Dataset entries
▬▬▬▬▬▬▬▬▬▬

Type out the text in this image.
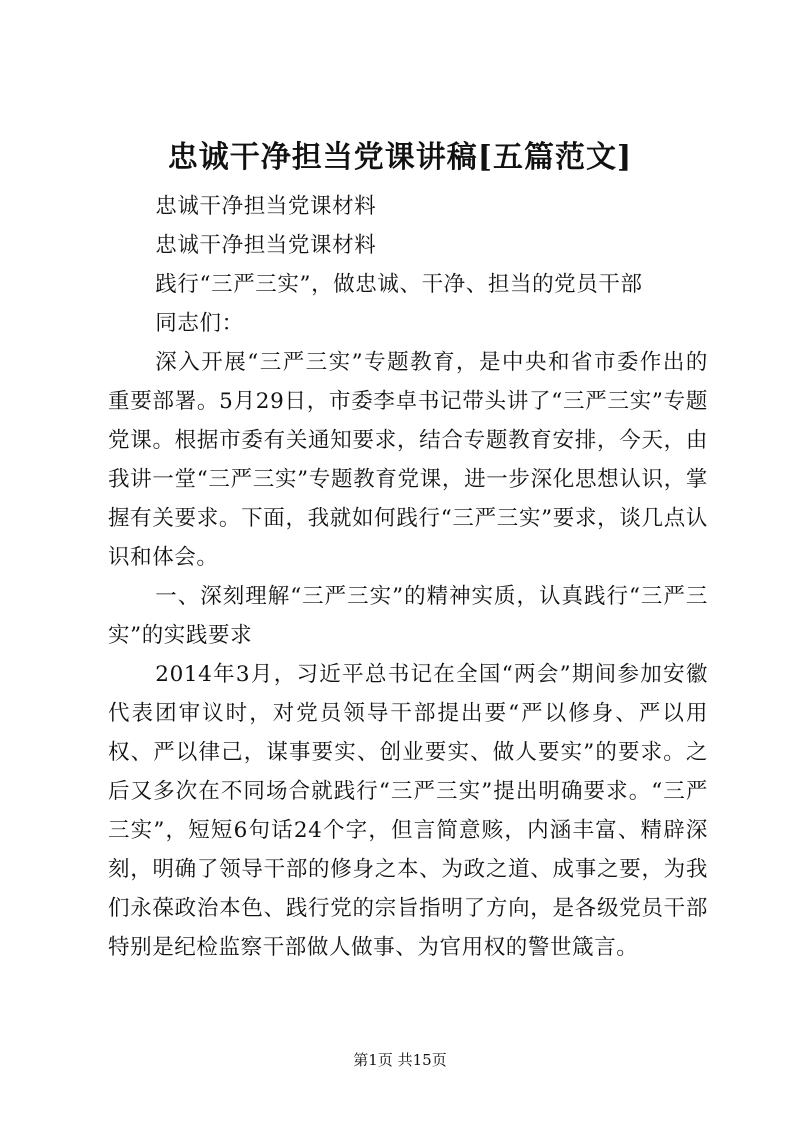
忠诚干净担当党课讲稿[五篇范文]

忠诚干净担当党课材料

忠诚干净担当党课材料

践行“三严三实”，做忠诚、干净、担当的党员干部

同志们：

深入开展“三严三实”专题教育，是中央和省市委作出的重要部署。5月29日，市委李卓书记带头讲了“三严三实”专题党课。根据市委有关通知要求，结合专题教育安排，今天，由我讲一堂“三严三实”专题教育党课，进一步深化思想认识，掌握有关要求。下面，我就如何践行“三严三实”要求，谈几点认识和体会。

一、深刻理解“三严三实”的精神实质，认真践行“三严三实”的实践要求

2014年3月，习近平总书记在全国“两会”期间参加安徽代表团审议时，对党员领导干部提出要“严以修身、严以用权、严以律己，谋事要实、创业要实、做人要实”的要求。之后又多次在不同场合就践行“三严三实”提出明确要求。“三严三实”，短短6句话24个字，但言简意赅，内涵丰富、精辟深刻，明确了领导干部的修身之本、为政之道、成事之要，为我们永葆政治本色、践行党的宗旨指明了方向，是各级党员干部特别是纪检监察干部做人做事、为官用权的警世箴言。

第1页 共15页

▬▬▬▬▬▬▬▬▬▬

### [PROBLEM DETAILS]
Repeat the material above verbatim, with no pictures in the output.

### [SOLVED PROBLEM]
Type out the text in this image.
忠诚干净担当党课讲稿[五篇范文]

忠诚干净担当党课材料

忠诚干净担当党课材料

践行“三严三实”，做忠诚、干净、担当的党员干部

同志们：

深入开展“三严三实”专题教育，是中央和省市委作出的重要部署。5月29日，市委李卓书记带头讲了“三严三实”专题党课。根据市委有关通知要求，结合专题教育安排，今天，由我讲一堂“三严三实”专题教育党课，进一步深化思想认识，掌握有关要求。下面，我就如何践行“三严三实”要求，谈几点认识和体会。

一、深刻理解“三严三实”的精神实质，认真践行“三严三实”的实践要求

2014年3月，习近平总书记在全国“两会”期间参加安徽代表团审议时，对党员领导干部提出要“严以修身、严以用权、严以律己，谋事要实、创业要实、做人要实”的要求。之后又多次在不同场合就践行“三严三实”提出明确要求。“三严三实”，短短6句话24个字，但言简意赅，内涵丰富、精辟深刻，明确了领导干部的修身之本、为政之道、成事之要，为我们永葆政治本色、践行党的宗旨指明了方向，是各级党员干部特别是纪检监察干部做人做事、为官用权的警世箴言。

第1页 共15页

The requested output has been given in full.